%%

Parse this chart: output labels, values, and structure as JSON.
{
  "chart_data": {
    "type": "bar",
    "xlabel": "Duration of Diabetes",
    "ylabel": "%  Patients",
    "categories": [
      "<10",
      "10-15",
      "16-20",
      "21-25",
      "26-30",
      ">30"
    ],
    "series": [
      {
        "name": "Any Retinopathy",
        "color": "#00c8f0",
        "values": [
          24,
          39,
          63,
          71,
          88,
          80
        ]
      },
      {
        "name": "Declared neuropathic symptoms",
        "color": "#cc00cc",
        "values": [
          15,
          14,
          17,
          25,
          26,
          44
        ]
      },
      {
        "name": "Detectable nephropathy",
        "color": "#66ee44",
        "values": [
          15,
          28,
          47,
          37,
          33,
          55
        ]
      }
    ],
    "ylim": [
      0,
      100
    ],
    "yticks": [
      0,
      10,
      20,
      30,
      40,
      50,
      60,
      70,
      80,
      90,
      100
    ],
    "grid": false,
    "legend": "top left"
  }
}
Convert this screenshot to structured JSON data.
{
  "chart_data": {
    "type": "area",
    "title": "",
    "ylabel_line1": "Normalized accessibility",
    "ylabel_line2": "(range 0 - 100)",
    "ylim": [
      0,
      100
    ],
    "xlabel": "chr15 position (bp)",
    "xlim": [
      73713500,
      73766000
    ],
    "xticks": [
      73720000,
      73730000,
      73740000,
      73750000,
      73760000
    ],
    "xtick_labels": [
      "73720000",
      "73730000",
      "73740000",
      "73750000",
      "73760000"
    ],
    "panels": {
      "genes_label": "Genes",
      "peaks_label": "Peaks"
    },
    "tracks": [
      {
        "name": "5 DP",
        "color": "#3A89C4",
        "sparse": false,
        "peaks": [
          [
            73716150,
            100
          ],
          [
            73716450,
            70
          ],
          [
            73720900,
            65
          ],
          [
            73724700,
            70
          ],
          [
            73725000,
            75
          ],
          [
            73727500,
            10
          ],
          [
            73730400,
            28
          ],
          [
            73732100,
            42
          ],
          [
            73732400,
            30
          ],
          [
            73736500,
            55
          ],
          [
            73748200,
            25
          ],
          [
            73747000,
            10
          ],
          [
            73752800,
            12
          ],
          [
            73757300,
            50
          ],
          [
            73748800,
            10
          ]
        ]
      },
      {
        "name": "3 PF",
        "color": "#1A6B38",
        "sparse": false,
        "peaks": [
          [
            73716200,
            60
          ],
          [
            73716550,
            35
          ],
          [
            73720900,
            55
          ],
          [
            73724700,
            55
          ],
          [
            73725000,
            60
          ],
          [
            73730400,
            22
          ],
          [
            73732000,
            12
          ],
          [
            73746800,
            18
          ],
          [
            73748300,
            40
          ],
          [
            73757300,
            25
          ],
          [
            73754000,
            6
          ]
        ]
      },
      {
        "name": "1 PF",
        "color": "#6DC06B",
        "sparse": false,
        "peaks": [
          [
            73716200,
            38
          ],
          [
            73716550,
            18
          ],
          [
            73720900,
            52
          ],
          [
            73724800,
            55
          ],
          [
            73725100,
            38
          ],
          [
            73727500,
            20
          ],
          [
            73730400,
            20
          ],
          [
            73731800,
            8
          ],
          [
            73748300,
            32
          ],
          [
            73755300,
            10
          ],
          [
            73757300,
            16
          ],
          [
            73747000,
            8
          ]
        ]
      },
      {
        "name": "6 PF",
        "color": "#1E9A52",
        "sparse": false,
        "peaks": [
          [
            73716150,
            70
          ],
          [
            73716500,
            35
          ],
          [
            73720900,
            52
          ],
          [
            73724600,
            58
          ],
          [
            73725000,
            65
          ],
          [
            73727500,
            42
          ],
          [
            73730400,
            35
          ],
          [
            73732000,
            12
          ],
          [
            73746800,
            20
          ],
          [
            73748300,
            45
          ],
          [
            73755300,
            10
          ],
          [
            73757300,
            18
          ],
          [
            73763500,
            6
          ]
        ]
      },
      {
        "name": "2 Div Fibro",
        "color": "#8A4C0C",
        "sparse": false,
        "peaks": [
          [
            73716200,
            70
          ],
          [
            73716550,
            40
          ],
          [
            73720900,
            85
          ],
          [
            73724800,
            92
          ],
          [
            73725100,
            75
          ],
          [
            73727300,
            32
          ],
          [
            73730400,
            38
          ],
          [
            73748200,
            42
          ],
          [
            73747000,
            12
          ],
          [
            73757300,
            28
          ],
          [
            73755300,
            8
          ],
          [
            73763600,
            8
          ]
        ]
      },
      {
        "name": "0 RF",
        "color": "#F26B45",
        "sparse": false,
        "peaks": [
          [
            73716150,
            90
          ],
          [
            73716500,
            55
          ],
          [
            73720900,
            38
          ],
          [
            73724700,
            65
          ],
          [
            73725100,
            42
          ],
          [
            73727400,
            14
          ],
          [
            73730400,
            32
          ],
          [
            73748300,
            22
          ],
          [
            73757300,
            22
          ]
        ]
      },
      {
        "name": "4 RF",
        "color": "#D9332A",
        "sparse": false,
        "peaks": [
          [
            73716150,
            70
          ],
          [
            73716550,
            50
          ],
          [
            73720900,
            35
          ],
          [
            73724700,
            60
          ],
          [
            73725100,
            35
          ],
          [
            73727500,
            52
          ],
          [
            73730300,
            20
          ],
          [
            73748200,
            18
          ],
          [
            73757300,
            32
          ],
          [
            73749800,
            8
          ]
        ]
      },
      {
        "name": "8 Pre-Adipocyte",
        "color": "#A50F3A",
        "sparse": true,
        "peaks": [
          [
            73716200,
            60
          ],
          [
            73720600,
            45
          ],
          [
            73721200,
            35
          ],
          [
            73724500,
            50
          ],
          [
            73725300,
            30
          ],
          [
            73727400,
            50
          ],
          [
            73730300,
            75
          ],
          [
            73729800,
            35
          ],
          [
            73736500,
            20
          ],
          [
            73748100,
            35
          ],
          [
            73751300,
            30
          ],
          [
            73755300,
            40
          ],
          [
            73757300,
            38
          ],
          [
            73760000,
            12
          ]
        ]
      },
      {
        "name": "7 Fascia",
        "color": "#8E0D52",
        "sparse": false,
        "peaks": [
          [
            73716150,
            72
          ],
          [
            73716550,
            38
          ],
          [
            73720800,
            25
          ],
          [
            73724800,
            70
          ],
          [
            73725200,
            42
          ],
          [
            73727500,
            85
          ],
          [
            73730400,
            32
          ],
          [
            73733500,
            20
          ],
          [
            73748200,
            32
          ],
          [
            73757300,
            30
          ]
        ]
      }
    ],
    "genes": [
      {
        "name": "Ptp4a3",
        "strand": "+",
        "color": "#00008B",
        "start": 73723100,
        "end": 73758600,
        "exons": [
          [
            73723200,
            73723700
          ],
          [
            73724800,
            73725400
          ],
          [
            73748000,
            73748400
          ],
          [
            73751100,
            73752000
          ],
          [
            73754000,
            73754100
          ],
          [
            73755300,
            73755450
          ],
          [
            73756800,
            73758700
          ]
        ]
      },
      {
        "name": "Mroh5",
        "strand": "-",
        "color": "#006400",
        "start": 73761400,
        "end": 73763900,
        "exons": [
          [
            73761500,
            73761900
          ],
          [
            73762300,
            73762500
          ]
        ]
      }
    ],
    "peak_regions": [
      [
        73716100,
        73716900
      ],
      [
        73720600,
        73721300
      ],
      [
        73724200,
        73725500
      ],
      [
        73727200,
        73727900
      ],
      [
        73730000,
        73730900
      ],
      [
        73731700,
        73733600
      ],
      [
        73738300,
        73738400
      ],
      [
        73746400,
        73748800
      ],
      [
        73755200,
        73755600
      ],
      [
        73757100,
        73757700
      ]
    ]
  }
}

%%

_Work required_
In full and word for word, write out the data above.

_The answer_
Parse this chart: output labels, values, and structure as JSON.
{
  "chart_data": {
    "type": "bar",
    "xlabel": "Duration of Diabetes",
    "ylabel": "%  Patients",
    "categories": [
      "<10",
      "10-15",
      "16-20",
      "21-25",
      "26-30",
      ">30"
    ],
    "series": [
      {
        "name": "Any Retinopathy",
        "color": "#00c8f0",
        "values": [
          24,
          39,
          63,
          71,
          88,
          80
        ]
      },
      {
        "name": "Declared neuropathic symptoms",
        "color": "#cc00cc",
        "values": [
          15,
          14,
          17,
          25,
          26,
          44
        ]
      },
      {
        "name": "Detectable nephropathy",
        "color": "#66ee44",
        "values": [
          15,
          28,
          47,
          37,
          33,
          55
        ]
      }
    ],
    "ylim": [
      0,
      100
    ],
    "yticks": [
      0,
      10,
      20,
      30,
      40,
      50,
      60,
      70,
      80,
      90,
      100
    ],
    "grid": false,
    "legend": "top left"
  }
}
Convert this screenshot to structured JSON data.
{
  "chart_data": {
    "type": "area",
    "title": "",
    "ylabel_line1": "Normalized accessibility",
    "ylabel_line2": "(range 0 - 100)",
    "ylim": [
      0,
      100
    ],
    "xlabel": "chr15 position (bp)",
    "xlim": [
      73713500,
      73766000
    ],
    "xticks": [
      73720000,
      73730000,
      73740000,
      73750000,
      73760000
    ],
    "xtick_labels": [
      "73720000",
      "73730000",
      "73740000",
      "73750000",
      "73760000"
    ],
    "panels": {
      "genes_label": "Genes",
      "peaks_label": "Peaks"
    },
    "tracks": [
      {
        "name": "5 DP",
        "color": "#3A89C4",
        "sparse": false,
        "peaks": [
          [
            73716150,
            100
          ],
          [
            73716450,
            70
          ],
          [
            73720900,
            65
          ],
          [
            73724700,
            70
          ],
          [
            73725000,
            75
          ],
          [
            73727500,
            10
          ],
          [
            73730400,
            28
          ],
          [
            73732100,
            42
          ],
          [
            73732400,
            30
          ],
          [
            73736500,
            55
          ],
          [
            73748200,
            25
          ],
          [
            73747000,
            10
          ],
          [
            73752800,
            12
          ],
          [
            73757300,
            50
          ],
          [
            73748800,
            10
          ]
        ]
      },
      {
        "name": "3 PF",
        "color": "#1A6B38",
        "sparse": false,
        "peaks": [
          [
            73716200,
            60
          ],
          [
            73716550,
            35
          ],
          [
            73720900,
            55
          ],
          [
            73724700,
            55
          ],
          [
            73725000,
            60
          ],
          [
            73730400,
            22
          ],
          [
            73732000,
            12
          ],
          [
            73746800,
            18
          ],
          [
            73748300,
            40
          ],
          [
            73757300,
            25
          ],
          [
            73754000,
            6
          ]
        ]
      },
      {
        "name": "1 PF",
        "color": "#6DC06B",
        "sparse": false,
        "peaks": [
          [
            73716200,
            38
          ],
          [
            73716550,
            18
          ],
          [
            73720900,
            52
          ],
          [
            73724800,
            55
          ],
          [
            73725100,
            38
          ],
          [
            73727500,
            20
          ],
          [
            73730400,
            20
          ],
          [
            73731800,
            8
          ],
          [
            73748300,
            32
          ],
          [
            73755300,
            10
          ],
          [
            73757300,
            16
          ],
          [
            73747000,
            8
          ]
        ]
      },
      {
        "name": "6 PF",
        "color": "#1E9A52",
        "sparse": false,
        "peaks": [
          [
            73716150,
            70
          ],
          [
            73716500,
            35
          ],
          [
            73720900,
            52
          ],
          [
            73724600,
            58
          ],
          [
            73725000,
            65
          ],
          [
            73727500,
            42
          ],
          [
            73730400,
            35
          ],
          [
            73732000,
            12
          ],
          [
            73746800,
            20
          ],
          [
            73748300,
            45
          ],
          [
            73755300,
            10
          ],
          [
            73757300,
            18
          ],
          [
            73763500,
            6
          ]
        ]
      },
      {
        "name": "2 Div Fibro",
        "color": "#8A4C0C",
        "sparse": false,
        "peaks": [
          [
            73716200,
            70
          ],
          [
            73716550,
            40
          ],
          [
            73720900,
            85
          ],
          [
            73724800,
            92
          ],
          [
            73725100,
            75
          ],
          [
            73727300,
            32
          ],
          [
            73730400,
            38
          ],
          [
            73748200,
            42
          ],
          [
            73747000,
            12
          ],
          [
            73757300,
            28
          ],
          [
            73755300,
            8
          ],
          [
            73763600,
            8
          ]
        ]
      },
      {
        "name": "0 RF",
        "color": "#F26B45",
        "sparse": false,
        "peaks": [
          [
            73716150,
            90
          ],
          [
            73716500,
            55
          ],
          [
            73720900,
            38
          ],
          [
            73724700,
            65
          ],
          [
            73725100,
            42
          ],
          [
            73727400,
            14
          ],
          [
            73730400,
            32
          ],
          [
            73748300,
            22
          ],
          [
            73757300,
            22
          ]
        ]
      },
      {
        "name": "4 RF",
        "color": "#D9332A",
        "sparse": false,
        "peaks": [
          [
            73716150,
            70
          ],
          [
            73716550,
            50
          ],
          [
            73720900,
            35
          ],
          [
            73724700,
            60
          ],
          [
            73725100,
            35
          ],
          [
            73727500,
            52
          ],
          [
            73730300,
            20
          ],
          [
            73748200,
            18
          ],
          [
            73757300,
            32
          ],
          [
            73749800,
            8
          ]
        ]
      },
      {
        "name": "8 Pre-Adipocyte",
        "color": "#A50F3A",
        "sparse": true,
        "peaks": [
          [
            73716200,
            60
          ],
          [
            73720600,
            45
          ],
          [
            73721200,
            35
          ],
          [
            73724500,
            50
          ],
          [
            73725300,
            30
          ],
          [
            73727400,
            50
          ],
          [
            73730300,
            75
          ],
          [
            73729800,
            35
          ],
          [
            73736500,
            20
          ],
          [
            73748100,
            35
          ],
          [
            73751300,
            30
          ],
          [
            73755300,
            40
          ],
          [
            73757300,
            38
          ],
          [
            73760000,
            12
          ]
        ]
      },
      {
        "name": "7 Fascia",
        "color": "#8E0D52",
        "sparse": false,
        "peaks": [
          [
            73716150,
            72
          ],
          [
            73716550,
            38
          ],
          [
            73720800,
            25
          ],
          [
            73724800,
            70
          ],
          [
            73725200,
            42
          ],
          [
            73727500,
            85
          ],
          [
            73730400,
            32
          ],
          [
            73733500,
            20
          ],
          [
            73748200,
            32
          ],
          [
            73757300,
            30
          ]
        ]
      }
    ],
    "genes": [
      {
        "name": "Ptp4a3",
        "strand": "+",
        "color": "#00008B",
        "start": 73723100,
        "end": 73758600,
        "exons": [
          [
            73723200,
            73723700
          ],
          [
            73724800,
            73725400
          ],
          [
            73748000,
            73748400
          ],
          [
            73751100,
            73752000
          ],
          [
            73754000,
            73754100
          ],
          [
            73755300,
            73755450
          ],
          [
            73756800,
            73758700
          ]
        ]
      },
      {
        "name": "Mroh5",
        "strand": "-",
        "color": "#006400",
        "start": 73761400,
        "end": 73763900,
        "exons": [
          [
            73761500,
            73761900
          ],
          [
            73762300,
            73762500
          ]
        ]
      }
    ],
    "peak_regions": [
      [
        73716100,
        73716900
      ],
      [
        73720600,
        73721300
      ],
      [
        73724200,
        73725500
      ],
      [
        73727200,
        73727900
      ],
      [
        73730000,
        73730900
      ],
      [
        73731700,
        73733600
      ],
      [
        73738300,
        73738400
      ],
      [
        73746400,
        73748800
      ],
      [
        73755200,
        73755600
      ],
      [
        73757100,
        73757700
      ]
    ]
  }
}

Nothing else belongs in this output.